_SET TASK_. Copy out word for word every line from the start of the items below through the line that contains "play-button[interactable]: ▶ [0, 1026, 51, 1080]", including that line.

Items in a dataset
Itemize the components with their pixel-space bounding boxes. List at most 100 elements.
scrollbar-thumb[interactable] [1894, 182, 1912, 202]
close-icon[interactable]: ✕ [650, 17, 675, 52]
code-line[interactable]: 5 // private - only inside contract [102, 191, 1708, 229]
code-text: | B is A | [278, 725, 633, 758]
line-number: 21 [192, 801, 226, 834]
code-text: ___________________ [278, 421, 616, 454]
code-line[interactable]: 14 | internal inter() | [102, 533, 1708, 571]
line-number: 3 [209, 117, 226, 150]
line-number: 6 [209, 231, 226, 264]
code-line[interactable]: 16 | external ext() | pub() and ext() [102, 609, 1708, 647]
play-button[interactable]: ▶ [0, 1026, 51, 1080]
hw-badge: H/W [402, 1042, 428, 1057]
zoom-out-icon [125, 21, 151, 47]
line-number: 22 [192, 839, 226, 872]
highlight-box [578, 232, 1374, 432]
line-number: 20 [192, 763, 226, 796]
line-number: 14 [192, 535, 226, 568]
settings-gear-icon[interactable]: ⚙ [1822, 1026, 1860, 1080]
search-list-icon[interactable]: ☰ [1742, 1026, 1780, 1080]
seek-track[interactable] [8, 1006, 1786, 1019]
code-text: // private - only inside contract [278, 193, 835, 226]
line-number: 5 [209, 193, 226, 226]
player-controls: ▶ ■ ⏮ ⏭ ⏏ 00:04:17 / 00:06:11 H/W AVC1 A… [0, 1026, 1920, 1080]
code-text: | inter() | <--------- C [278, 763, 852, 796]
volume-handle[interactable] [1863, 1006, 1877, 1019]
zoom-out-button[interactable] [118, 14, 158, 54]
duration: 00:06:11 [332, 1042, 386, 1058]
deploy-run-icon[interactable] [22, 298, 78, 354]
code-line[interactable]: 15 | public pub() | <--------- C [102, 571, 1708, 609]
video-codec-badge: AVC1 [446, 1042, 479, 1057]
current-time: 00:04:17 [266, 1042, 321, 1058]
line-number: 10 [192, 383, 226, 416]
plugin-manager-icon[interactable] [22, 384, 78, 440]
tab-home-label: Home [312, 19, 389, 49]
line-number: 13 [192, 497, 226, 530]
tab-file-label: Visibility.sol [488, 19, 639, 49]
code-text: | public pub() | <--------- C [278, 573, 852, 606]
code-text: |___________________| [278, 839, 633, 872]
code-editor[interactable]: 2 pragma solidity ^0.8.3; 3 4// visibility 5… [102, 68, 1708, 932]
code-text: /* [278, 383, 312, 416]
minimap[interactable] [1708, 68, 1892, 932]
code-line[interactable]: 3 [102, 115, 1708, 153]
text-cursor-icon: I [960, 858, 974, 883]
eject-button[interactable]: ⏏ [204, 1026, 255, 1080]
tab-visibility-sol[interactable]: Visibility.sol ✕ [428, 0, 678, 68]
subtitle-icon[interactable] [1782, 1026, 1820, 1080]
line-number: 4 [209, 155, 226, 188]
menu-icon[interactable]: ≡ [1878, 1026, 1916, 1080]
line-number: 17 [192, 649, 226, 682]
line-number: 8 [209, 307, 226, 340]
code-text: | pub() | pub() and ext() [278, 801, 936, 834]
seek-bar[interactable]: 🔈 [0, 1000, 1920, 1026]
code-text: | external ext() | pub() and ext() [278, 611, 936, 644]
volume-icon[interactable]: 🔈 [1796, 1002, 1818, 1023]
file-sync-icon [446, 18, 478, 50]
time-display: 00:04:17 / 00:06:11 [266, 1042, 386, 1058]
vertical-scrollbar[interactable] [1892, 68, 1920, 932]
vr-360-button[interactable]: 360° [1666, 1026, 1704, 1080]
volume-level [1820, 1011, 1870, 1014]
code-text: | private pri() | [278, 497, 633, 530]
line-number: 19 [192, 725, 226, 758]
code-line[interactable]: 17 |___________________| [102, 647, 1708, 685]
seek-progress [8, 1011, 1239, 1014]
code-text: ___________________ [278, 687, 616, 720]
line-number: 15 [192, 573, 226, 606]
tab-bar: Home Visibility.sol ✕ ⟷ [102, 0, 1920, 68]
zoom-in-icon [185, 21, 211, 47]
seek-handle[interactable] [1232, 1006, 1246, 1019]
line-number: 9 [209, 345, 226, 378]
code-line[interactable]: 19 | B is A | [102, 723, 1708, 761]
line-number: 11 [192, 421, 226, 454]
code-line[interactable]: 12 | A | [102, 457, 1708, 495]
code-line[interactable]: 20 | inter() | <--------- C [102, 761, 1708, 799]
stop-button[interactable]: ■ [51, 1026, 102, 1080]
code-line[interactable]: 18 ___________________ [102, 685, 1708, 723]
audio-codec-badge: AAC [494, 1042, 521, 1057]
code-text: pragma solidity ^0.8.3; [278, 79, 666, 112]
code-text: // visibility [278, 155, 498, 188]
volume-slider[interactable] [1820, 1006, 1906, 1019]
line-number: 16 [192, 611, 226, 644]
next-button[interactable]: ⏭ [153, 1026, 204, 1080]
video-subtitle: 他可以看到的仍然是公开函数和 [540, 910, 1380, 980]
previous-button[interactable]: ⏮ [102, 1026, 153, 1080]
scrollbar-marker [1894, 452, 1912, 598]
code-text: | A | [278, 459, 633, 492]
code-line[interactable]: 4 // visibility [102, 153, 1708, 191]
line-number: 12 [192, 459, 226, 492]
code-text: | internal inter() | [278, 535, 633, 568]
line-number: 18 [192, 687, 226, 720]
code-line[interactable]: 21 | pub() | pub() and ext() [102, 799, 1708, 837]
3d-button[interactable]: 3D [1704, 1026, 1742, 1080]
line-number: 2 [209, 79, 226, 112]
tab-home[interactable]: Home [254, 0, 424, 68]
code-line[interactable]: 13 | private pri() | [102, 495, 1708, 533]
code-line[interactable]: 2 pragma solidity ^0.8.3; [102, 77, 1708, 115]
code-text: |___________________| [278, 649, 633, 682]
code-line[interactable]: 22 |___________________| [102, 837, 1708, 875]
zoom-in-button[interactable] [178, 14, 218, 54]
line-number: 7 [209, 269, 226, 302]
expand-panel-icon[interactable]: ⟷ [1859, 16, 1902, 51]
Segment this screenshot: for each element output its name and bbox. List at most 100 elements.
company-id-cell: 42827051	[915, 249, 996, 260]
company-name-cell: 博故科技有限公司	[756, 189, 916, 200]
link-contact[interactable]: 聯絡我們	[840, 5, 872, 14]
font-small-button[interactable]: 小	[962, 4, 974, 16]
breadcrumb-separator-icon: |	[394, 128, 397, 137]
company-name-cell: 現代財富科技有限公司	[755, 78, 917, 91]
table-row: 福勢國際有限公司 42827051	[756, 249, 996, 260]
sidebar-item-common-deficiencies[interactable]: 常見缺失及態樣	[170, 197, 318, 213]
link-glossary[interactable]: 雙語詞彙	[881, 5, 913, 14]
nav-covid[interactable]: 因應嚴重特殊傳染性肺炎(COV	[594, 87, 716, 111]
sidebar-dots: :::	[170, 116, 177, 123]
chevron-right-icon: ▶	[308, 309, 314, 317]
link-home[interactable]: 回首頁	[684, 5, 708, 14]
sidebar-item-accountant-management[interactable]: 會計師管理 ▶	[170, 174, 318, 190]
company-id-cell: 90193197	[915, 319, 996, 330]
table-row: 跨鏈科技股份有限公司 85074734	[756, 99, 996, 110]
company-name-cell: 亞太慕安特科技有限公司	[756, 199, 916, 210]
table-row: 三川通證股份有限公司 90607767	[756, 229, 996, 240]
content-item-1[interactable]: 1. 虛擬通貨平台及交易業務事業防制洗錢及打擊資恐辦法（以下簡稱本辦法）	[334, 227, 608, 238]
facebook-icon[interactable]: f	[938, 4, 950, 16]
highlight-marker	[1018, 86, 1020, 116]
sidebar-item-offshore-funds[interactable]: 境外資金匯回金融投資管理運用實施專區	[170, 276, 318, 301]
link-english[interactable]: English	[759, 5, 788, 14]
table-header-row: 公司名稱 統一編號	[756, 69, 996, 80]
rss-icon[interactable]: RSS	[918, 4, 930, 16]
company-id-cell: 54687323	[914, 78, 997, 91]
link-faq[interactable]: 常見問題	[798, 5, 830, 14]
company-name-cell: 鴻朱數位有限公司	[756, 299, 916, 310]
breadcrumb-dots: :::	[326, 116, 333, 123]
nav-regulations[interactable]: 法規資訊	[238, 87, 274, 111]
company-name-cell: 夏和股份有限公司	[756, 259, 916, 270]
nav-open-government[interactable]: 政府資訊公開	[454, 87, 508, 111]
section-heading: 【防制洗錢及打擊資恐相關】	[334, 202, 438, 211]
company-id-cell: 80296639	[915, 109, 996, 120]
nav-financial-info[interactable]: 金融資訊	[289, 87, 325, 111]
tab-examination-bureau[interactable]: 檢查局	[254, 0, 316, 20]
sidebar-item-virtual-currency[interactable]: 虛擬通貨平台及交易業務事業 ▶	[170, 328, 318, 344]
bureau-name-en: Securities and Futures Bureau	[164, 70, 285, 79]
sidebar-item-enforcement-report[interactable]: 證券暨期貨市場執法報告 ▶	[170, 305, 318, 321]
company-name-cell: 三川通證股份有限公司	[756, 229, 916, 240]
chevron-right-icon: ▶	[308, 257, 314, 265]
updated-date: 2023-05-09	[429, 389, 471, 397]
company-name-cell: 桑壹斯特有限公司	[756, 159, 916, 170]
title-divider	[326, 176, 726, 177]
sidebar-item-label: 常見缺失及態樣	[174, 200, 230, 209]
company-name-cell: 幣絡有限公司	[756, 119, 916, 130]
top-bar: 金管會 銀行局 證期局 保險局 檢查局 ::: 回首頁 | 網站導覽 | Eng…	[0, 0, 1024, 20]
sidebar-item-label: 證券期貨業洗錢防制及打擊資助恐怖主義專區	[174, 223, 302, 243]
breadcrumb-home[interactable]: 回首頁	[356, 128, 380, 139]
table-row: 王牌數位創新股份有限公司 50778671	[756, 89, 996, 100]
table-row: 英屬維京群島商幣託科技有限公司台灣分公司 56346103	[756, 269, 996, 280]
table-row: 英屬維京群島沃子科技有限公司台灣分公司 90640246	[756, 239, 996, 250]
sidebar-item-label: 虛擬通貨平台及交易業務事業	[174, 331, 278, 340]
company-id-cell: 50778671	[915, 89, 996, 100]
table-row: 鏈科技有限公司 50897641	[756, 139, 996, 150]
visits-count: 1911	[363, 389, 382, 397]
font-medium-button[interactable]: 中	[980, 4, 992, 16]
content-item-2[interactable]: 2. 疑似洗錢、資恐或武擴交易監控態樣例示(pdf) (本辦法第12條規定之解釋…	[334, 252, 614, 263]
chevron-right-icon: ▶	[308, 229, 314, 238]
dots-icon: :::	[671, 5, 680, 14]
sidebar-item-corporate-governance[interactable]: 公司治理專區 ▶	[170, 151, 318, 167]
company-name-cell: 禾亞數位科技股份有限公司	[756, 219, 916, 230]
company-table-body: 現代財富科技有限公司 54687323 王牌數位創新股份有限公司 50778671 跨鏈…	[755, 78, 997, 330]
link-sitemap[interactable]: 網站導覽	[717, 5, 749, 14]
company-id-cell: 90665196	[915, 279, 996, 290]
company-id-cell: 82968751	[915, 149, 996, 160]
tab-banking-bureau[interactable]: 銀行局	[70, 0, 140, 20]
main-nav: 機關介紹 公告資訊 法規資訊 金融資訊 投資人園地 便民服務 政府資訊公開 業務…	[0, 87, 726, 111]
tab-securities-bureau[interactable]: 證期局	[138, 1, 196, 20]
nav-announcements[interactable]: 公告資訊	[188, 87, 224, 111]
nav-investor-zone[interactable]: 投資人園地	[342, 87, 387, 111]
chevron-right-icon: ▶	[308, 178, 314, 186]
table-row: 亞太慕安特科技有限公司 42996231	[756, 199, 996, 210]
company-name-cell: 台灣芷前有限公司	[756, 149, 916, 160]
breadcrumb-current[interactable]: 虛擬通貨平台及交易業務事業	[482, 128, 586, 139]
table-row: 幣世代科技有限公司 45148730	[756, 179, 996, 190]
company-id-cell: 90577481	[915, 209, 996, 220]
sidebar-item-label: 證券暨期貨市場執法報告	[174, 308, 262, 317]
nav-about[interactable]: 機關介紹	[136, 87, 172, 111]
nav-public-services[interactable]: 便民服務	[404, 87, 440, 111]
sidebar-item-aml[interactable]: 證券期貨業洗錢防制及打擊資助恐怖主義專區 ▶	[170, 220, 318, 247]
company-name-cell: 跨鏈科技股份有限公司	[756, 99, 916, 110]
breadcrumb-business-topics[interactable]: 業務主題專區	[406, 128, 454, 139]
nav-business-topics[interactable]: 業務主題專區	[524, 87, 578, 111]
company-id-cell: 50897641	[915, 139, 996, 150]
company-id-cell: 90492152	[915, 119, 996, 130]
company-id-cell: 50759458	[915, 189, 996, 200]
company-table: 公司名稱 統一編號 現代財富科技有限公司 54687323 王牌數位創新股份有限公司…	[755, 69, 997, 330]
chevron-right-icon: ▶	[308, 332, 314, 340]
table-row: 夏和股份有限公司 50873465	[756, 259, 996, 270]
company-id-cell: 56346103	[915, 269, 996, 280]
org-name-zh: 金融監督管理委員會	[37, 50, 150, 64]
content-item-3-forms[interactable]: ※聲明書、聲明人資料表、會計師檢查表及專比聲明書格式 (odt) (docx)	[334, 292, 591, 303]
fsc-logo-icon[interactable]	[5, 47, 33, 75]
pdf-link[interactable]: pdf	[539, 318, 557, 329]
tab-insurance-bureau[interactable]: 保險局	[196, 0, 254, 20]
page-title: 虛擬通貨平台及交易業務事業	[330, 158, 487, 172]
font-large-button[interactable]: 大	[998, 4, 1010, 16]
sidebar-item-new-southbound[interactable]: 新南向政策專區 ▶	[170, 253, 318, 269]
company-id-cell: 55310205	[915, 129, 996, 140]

_REPLY_.
Itemize the components with their pixel-space bounding boxes. List at most 100 elements.
scrollbar-thumb[interactable] [1894, 182, 1912, 202]
close-icon[interactable]: ✕ [650, 17, 675, 52]
code-line[interactable]: 5 // private - only inside contract [102, 191, 1708, 229]
code-text: | B is A | [278, 725, 633, 758]
line-number: 21 [192, 801, 226, 834]
code-text: ___________________ [278, 421, 616, 454]
code-line[interactable]: 14 | internal inter() | [102, 533, 1708, 571]
line-number: 3 [209, 117, 226, 150]
line-number: 6 [209, 231, 226, 264]
code-line[interactable]: 16 | external ext() | pub() and ext() [102, 609, 1708, 647]
play-button[interactable]: ▶ [0, 1026, 51, 1080]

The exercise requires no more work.